▶ GIVEN PROBLEM: Collect each line of the entries that holds the string "document".

▶ RECORDS SUPPLIED:
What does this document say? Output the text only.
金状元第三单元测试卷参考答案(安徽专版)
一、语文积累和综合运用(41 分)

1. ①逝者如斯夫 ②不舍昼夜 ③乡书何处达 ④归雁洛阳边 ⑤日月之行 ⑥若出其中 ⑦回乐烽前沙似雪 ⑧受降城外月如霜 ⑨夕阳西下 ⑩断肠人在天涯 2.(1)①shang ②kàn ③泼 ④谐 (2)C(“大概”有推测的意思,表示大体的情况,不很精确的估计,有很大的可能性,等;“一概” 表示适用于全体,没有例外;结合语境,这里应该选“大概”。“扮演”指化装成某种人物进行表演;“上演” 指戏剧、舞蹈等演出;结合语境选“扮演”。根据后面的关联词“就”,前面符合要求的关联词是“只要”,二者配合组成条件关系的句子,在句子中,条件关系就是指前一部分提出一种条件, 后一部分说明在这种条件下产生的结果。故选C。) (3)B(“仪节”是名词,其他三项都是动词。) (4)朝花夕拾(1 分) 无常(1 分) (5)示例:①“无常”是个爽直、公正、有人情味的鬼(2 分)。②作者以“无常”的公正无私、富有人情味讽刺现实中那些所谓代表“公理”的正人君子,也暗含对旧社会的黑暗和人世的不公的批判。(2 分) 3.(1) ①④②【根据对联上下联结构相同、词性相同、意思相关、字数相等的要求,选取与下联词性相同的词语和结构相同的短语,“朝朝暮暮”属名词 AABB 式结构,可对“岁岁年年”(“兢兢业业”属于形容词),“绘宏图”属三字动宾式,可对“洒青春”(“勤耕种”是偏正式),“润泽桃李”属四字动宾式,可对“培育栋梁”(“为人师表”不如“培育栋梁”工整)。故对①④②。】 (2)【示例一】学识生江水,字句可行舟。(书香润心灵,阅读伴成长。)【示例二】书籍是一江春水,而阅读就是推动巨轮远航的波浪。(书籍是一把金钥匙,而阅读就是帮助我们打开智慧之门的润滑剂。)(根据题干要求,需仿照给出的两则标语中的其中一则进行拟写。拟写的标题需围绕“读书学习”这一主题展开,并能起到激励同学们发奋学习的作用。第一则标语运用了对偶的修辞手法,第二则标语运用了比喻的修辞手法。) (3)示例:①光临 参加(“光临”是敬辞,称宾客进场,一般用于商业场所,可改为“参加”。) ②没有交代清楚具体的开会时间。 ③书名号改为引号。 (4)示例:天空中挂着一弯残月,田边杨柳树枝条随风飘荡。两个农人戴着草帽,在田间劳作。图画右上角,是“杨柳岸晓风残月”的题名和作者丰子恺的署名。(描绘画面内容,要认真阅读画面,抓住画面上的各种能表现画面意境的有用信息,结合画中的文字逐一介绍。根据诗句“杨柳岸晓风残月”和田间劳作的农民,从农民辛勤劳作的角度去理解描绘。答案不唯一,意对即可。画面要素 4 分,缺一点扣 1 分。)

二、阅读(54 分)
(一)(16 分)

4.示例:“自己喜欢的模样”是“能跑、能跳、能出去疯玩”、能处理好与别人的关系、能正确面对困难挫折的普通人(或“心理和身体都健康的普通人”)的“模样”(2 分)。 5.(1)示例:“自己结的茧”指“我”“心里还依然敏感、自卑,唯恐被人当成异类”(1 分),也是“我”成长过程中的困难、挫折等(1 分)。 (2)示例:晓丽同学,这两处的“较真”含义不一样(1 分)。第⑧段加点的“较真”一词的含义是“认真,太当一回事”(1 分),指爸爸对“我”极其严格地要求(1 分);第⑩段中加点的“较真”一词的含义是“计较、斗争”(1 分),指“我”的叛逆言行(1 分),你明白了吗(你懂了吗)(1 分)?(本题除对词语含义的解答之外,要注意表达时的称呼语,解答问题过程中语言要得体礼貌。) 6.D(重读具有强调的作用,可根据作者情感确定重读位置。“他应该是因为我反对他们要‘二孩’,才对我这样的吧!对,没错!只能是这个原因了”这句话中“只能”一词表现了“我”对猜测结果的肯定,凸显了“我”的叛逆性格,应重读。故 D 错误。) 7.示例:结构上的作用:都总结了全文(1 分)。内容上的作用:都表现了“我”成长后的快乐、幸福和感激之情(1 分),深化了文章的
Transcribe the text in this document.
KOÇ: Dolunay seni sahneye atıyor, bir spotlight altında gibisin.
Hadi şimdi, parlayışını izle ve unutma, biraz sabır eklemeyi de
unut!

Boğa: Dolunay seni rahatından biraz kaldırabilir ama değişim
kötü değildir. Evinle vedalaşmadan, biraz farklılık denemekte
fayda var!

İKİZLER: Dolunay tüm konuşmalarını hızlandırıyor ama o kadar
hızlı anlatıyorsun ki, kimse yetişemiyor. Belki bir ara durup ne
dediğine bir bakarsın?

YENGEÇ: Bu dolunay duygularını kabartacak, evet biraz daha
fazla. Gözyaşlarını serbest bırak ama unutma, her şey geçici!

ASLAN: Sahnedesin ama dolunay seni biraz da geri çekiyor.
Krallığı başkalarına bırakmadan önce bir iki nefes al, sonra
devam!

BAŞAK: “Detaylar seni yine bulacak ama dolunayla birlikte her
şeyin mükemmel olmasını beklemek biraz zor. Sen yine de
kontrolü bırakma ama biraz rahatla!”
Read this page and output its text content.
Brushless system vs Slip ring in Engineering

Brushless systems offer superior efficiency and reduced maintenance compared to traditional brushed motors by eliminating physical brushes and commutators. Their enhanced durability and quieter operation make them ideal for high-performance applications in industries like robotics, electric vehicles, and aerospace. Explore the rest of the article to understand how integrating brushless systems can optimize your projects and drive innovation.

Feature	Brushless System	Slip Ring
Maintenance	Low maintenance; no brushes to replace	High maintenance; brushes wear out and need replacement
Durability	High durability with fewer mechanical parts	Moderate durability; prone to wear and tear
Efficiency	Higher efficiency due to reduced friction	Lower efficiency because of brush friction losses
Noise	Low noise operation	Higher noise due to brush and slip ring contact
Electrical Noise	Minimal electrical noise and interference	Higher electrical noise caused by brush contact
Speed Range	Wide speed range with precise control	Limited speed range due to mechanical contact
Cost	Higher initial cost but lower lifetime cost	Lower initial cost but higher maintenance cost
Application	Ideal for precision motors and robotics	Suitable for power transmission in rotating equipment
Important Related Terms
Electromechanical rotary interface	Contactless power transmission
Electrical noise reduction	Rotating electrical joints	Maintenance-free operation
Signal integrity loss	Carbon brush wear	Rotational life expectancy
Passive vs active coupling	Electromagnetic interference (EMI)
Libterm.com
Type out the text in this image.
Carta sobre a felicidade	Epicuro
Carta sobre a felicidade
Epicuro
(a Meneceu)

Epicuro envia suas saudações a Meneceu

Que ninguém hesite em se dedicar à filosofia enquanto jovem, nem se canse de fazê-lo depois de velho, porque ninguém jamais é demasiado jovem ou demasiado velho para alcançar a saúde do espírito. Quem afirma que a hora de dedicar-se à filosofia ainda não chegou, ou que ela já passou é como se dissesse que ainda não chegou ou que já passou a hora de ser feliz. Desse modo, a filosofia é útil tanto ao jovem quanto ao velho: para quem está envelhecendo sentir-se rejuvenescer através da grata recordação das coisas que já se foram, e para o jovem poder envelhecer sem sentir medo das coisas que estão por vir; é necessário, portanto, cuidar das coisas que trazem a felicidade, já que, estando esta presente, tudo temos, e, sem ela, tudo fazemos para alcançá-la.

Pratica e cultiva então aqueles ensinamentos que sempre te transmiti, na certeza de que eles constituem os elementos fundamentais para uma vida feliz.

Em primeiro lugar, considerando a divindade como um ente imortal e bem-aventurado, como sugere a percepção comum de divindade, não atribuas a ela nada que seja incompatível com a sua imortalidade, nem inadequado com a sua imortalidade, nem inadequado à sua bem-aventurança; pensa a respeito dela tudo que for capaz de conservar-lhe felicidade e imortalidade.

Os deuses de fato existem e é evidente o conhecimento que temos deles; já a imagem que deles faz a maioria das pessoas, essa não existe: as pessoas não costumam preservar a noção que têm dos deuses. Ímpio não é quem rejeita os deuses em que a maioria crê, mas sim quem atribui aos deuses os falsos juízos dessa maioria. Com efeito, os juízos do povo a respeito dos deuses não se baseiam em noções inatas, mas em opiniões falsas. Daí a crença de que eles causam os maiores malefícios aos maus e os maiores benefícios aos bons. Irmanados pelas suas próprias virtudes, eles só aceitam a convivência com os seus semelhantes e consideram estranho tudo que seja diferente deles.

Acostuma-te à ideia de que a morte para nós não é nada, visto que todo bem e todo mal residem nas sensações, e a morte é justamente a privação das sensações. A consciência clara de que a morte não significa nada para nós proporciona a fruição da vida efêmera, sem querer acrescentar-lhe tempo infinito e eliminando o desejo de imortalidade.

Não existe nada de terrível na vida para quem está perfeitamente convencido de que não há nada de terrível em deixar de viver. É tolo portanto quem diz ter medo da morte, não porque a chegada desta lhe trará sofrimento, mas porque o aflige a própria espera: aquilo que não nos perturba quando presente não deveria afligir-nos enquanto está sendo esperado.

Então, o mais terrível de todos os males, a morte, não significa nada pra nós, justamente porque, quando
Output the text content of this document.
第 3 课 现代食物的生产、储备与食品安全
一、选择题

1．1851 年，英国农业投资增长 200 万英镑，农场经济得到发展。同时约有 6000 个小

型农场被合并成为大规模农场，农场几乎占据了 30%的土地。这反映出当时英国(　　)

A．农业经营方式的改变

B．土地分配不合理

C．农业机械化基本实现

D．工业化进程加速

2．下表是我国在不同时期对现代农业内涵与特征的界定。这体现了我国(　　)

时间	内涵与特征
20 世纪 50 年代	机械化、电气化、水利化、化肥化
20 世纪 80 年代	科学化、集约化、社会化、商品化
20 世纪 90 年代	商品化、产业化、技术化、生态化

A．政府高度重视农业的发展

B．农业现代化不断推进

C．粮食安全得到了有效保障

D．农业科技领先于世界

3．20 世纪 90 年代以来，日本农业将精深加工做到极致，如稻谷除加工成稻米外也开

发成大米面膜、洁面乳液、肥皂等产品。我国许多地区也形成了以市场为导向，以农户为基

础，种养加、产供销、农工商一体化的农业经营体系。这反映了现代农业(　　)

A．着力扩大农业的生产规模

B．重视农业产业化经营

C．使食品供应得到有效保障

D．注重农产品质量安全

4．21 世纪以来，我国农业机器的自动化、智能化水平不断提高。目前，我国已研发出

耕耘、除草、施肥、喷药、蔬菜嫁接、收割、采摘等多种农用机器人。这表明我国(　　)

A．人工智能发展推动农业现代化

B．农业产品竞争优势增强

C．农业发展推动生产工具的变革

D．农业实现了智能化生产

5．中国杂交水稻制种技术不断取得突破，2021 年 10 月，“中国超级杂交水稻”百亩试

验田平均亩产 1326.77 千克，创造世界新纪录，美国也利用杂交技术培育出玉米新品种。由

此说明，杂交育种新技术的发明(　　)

▶ ANSWER TO THE EXERCISE:
What does this document say? Output the text only.
Transcribe the text in this document.
Output the text content of this document.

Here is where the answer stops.